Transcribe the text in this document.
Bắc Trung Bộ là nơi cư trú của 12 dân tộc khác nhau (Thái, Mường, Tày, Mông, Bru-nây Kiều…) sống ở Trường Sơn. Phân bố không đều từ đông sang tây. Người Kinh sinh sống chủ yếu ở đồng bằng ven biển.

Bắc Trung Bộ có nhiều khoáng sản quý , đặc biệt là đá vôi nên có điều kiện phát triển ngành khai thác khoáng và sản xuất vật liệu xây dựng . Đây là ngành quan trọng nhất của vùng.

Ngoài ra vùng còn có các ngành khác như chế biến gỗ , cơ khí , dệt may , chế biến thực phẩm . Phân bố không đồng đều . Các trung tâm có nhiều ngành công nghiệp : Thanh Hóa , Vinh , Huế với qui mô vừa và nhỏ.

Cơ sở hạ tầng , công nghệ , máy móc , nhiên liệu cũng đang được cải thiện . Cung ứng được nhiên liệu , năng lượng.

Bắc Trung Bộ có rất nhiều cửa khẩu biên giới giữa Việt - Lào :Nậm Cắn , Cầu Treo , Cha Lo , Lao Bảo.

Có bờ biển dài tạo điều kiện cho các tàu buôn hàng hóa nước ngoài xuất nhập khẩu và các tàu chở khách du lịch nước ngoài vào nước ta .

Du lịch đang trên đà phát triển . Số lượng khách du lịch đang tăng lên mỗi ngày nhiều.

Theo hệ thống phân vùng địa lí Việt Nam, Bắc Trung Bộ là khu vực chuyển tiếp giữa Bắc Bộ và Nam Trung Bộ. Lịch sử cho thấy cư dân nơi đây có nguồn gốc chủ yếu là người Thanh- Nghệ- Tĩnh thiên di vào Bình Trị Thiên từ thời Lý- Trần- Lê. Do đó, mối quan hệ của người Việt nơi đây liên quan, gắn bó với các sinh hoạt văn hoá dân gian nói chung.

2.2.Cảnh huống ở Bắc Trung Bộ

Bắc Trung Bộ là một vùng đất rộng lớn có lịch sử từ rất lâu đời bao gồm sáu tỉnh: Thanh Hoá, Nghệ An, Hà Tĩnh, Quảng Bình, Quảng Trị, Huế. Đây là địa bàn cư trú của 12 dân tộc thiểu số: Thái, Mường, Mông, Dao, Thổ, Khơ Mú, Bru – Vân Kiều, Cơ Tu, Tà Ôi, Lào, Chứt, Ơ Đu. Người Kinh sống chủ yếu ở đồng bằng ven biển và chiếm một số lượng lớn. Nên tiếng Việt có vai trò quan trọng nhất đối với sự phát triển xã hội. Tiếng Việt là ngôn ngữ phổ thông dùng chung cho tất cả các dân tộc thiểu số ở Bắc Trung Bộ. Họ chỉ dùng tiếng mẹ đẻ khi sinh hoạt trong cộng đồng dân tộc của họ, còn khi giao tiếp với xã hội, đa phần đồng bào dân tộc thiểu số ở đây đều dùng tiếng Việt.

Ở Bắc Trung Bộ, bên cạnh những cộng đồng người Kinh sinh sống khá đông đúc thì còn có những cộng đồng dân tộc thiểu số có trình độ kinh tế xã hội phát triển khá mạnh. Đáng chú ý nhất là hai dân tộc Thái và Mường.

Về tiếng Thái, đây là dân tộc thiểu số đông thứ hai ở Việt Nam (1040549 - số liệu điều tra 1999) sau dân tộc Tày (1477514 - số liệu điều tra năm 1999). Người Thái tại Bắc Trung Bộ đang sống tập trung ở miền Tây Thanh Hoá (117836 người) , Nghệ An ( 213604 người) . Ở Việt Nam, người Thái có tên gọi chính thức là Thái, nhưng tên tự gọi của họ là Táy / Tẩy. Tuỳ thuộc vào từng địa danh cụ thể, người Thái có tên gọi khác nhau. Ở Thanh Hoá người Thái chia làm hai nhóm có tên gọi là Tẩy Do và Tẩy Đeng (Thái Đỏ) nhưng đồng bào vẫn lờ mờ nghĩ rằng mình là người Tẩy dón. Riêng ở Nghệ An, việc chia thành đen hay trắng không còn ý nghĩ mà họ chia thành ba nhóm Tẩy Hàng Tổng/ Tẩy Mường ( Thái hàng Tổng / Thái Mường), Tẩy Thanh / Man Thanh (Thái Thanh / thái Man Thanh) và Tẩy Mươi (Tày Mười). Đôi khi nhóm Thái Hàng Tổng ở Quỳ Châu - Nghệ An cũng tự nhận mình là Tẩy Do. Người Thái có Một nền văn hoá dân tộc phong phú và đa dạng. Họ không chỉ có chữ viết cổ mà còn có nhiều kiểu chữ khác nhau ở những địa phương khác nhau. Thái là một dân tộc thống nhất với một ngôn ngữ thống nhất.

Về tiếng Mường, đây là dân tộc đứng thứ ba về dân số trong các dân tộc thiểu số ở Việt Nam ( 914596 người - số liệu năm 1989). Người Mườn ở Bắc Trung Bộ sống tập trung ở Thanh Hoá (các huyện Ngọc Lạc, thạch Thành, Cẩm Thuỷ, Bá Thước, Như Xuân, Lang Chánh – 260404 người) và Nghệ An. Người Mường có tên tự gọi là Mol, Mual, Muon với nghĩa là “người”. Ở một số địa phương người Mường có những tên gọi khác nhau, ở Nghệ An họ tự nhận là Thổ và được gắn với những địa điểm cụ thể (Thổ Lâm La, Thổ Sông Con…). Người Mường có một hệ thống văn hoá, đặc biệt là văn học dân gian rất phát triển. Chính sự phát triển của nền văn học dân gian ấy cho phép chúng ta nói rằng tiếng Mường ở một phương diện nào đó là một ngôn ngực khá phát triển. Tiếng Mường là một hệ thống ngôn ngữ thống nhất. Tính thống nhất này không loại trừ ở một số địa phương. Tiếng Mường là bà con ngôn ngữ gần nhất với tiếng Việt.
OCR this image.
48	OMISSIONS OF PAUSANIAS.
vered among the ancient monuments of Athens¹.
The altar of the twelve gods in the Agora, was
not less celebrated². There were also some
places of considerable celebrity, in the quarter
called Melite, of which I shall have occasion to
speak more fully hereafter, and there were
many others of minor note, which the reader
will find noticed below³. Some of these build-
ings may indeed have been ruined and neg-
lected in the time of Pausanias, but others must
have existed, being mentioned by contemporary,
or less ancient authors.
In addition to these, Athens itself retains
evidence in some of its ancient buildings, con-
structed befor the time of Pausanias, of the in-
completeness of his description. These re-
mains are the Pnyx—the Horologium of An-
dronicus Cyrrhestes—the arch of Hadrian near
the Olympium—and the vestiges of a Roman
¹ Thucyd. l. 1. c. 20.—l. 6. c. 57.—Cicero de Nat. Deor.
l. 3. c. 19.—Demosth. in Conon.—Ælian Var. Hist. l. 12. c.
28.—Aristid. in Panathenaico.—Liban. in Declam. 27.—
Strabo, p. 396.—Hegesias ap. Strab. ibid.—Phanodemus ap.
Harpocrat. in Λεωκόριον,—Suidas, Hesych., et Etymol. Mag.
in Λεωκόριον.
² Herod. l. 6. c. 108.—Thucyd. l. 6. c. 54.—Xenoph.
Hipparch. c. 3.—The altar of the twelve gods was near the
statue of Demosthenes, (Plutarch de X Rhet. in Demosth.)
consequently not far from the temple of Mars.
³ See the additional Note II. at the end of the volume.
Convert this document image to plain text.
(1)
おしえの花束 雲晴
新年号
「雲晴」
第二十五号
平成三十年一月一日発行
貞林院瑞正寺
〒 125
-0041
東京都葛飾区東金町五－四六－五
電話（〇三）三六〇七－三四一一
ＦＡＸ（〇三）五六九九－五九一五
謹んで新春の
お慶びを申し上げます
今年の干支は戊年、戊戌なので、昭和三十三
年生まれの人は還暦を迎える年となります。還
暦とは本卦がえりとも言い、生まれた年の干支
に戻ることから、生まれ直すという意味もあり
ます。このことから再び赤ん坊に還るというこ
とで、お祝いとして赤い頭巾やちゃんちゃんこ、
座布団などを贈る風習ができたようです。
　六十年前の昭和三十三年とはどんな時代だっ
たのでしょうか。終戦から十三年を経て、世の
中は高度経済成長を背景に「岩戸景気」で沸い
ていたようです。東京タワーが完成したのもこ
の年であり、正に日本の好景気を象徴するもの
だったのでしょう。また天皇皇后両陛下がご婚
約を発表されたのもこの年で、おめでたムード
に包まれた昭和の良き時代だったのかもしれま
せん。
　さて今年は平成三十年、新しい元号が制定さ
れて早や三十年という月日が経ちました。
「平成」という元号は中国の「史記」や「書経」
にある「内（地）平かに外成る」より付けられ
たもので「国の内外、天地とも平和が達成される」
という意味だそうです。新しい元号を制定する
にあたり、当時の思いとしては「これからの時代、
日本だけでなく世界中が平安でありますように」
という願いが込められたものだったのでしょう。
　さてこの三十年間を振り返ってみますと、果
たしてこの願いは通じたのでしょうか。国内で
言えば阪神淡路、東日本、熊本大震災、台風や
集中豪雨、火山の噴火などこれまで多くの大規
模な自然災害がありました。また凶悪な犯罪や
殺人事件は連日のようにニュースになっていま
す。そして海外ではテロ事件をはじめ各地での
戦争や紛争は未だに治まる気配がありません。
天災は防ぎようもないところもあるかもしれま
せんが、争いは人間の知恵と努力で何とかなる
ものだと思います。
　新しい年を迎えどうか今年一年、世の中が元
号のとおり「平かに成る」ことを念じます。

* [AIM]
Gather all the lines that include the word "were" and copy them out.

* [REPLY TO THE TASK]
not less celebrated². There were also some
speak more fully hereafter, and there were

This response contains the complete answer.